Using the listing beneath this task, count the lines with the word "thời" and write only the result.

- _Data provided_:
= = =

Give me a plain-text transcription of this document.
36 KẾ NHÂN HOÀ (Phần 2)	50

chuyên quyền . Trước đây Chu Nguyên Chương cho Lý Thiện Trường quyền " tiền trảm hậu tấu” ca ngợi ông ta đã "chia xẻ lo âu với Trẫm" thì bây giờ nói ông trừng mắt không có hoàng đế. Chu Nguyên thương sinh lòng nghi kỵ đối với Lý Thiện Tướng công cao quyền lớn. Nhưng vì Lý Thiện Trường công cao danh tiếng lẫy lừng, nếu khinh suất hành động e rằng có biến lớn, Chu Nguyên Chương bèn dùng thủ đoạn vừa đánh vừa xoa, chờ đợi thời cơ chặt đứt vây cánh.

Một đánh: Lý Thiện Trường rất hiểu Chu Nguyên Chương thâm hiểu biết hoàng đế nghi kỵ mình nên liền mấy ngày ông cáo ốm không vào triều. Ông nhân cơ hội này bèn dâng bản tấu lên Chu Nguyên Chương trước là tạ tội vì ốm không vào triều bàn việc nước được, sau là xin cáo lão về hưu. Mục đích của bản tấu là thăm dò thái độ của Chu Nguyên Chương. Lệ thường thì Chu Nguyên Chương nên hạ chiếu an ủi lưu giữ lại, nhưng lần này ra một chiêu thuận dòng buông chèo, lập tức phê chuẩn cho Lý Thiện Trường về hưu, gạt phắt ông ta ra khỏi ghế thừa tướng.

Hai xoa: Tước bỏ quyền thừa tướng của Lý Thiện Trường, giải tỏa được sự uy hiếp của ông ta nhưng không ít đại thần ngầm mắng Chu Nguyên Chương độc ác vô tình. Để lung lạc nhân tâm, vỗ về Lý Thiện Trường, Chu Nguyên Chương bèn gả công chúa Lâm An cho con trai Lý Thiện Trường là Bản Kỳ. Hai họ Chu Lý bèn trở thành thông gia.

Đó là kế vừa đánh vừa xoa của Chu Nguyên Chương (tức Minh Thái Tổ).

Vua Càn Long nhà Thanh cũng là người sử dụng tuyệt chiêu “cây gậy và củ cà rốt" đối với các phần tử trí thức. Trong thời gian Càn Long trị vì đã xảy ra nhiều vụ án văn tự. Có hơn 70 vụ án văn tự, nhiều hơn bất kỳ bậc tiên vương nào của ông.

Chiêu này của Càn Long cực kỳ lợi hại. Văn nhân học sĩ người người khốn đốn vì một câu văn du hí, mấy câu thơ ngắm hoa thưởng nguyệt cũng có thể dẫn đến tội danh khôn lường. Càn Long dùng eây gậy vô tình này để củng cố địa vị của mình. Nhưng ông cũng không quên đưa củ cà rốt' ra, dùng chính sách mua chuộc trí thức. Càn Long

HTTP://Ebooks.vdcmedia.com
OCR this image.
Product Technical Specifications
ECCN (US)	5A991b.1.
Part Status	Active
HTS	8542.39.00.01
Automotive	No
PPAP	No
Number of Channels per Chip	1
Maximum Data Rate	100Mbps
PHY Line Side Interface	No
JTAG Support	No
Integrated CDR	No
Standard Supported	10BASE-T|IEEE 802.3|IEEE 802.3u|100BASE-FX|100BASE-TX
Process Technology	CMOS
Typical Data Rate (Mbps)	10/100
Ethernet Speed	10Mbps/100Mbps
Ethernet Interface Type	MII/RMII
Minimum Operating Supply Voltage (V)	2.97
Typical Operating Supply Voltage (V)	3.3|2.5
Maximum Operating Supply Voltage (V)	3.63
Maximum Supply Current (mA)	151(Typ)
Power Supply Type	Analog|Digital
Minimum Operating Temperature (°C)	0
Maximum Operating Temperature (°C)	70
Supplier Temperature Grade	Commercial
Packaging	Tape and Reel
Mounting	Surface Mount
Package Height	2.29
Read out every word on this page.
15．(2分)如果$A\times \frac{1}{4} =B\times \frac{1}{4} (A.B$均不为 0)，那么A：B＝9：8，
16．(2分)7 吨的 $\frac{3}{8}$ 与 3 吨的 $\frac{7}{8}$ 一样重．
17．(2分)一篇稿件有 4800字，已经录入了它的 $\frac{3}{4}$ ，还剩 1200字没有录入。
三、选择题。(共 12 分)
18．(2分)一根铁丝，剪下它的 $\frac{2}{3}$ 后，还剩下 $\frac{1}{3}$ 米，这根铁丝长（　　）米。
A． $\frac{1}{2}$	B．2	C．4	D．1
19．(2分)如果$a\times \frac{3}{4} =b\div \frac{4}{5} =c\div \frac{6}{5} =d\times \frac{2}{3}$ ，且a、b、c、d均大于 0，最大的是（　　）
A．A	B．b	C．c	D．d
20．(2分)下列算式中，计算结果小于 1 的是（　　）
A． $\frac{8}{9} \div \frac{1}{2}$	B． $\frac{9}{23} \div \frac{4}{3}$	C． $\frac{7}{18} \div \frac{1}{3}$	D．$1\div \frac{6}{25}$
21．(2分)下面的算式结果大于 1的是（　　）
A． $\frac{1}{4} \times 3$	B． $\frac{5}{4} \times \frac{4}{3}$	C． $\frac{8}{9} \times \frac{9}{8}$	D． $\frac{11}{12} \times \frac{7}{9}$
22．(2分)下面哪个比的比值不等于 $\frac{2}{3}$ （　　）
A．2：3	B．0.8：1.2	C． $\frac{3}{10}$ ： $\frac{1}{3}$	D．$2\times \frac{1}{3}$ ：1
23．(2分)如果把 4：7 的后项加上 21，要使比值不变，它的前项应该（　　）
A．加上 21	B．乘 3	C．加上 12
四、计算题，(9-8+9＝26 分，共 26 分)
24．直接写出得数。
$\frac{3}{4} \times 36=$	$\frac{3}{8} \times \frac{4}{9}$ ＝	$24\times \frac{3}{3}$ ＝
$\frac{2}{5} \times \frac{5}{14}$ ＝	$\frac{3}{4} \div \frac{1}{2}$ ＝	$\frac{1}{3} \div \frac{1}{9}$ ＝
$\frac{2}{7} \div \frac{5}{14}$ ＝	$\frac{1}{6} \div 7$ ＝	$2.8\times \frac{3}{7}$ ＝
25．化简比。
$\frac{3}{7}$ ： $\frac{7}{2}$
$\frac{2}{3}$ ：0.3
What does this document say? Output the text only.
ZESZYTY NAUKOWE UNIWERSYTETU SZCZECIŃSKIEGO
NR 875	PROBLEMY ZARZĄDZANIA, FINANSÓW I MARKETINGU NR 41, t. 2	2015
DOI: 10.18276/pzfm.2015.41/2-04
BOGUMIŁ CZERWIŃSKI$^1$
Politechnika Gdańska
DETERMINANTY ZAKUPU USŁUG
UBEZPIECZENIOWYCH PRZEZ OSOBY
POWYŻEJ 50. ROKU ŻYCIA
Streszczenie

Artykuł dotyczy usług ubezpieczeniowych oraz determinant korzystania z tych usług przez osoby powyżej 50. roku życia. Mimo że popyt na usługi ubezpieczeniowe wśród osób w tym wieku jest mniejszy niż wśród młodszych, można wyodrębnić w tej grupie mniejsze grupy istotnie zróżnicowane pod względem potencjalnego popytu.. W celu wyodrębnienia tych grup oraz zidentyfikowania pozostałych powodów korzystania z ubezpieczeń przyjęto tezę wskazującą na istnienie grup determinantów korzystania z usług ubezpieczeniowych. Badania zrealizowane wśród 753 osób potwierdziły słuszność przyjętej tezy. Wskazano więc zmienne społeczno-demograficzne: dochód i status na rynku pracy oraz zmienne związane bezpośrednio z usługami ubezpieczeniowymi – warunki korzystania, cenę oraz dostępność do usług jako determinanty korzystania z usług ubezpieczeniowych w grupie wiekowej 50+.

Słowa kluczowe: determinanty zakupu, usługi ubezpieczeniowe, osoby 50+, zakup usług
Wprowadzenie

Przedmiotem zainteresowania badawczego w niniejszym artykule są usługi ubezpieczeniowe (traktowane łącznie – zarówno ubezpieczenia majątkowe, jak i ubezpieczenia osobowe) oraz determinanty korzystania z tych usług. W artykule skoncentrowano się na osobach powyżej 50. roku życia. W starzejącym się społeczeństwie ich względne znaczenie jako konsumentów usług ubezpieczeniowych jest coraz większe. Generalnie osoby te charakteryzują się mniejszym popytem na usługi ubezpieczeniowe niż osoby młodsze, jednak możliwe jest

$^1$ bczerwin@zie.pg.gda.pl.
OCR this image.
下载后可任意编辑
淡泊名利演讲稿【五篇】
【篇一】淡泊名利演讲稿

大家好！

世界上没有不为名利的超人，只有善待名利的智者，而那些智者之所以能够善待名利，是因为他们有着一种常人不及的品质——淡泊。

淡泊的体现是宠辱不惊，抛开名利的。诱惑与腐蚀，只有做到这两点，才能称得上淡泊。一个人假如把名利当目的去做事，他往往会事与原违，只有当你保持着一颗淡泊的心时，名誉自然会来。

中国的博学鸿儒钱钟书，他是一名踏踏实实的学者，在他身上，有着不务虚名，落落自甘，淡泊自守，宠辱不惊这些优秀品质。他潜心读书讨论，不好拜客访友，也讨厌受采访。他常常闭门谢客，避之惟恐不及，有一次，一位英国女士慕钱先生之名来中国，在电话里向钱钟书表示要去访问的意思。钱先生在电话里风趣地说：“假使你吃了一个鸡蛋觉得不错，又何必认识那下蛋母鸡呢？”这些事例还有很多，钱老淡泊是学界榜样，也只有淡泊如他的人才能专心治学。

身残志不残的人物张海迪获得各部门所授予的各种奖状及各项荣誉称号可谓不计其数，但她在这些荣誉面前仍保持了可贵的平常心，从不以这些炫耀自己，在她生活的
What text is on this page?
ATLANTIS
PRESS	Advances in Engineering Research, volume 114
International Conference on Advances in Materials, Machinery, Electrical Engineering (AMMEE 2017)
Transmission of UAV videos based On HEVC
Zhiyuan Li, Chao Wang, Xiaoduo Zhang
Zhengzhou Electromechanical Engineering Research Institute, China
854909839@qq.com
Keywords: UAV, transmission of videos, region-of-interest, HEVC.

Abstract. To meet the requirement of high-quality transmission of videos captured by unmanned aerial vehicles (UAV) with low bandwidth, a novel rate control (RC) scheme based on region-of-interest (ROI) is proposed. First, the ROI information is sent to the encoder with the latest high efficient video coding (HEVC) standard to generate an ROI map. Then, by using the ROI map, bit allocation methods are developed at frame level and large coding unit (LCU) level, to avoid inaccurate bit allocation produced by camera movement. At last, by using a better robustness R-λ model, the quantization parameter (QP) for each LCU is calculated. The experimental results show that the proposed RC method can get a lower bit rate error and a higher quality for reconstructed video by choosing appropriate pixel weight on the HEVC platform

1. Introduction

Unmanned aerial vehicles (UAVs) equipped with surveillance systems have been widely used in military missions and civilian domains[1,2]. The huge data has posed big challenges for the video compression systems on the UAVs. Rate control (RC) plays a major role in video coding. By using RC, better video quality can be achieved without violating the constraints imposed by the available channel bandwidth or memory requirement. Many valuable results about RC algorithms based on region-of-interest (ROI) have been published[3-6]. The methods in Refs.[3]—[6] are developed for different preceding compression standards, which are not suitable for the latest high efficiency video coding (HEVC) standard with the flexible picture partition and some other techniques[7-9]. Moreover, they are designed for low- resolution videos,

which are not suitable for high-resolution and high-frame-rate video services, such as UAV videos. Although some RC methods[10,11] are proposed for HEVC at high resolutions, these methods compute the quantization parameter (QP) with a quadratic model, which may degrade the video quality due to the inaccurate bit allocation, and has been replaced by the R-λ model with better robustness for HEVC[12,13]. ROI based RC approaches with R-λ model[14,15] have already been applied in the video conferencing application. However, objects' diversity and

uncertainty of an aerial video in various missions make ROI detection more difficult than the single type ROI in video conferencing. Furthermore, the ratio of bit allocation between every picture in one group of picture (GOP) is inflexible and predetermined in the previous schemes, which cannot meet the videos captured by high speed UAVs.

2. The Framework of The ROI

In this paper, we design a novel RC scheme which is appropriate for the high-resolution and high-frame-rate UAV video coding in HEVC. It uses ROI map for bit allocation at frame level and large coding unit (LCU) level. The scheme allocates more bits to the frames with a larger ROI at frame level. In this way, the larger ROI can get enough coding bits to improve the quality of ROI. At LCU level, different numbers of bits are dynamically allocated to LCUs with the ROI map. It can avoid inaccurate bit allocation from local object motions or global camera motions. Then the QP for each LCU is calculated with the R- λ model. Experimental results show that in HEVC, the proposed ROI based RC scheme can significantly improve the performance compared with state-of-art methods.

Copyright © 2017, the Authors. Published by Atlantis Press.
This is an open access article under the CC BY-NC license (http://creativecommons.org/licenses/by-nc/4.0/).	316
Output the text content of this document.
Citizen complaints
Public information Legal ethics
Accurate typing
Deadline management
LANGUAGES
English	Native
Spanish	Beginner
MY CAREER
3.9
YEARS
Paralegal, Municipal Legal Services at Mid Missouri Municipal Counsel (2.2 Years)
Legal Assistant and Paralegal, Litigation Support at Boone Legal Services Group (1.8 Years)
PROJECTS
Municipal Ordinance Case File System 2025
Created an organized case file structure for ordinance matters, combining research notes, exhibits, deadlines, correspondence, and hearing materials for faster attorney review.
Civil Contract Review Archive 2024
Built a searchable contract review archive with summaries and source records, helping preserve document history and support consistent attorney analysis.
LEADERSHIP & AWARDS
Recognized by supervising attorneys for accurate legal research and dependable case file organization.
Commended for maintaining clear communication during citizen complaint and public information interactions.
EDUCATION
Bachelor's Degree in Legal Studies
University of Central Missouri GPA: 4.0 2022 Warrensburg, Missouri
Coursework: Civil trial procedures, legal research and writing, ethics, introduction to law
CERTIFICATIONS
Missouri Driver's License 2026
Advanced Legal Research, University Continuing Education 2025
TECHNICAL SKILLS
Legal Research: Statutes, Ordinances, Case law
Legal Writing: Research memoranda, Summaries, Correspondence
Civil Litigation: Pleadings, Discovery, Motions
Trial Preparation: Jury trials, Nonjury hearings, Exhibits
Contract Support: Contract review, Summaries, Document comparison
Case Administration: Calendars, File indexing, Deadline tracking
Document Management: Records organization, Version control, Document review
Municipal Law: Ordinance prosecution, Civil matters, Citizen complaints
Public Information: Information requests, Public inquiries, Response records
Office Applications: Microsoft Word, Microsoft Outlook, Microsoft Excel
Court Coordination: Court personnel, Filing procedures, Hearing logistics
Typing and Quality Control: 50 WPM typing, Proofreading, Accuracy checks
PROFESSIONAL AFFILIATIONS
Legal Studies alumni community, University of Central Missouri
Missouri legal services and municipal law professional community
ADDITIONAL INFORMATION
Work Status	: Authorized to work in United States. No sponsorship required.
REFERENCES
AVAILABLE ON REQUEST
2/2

= = =

- _Expected answer_:
2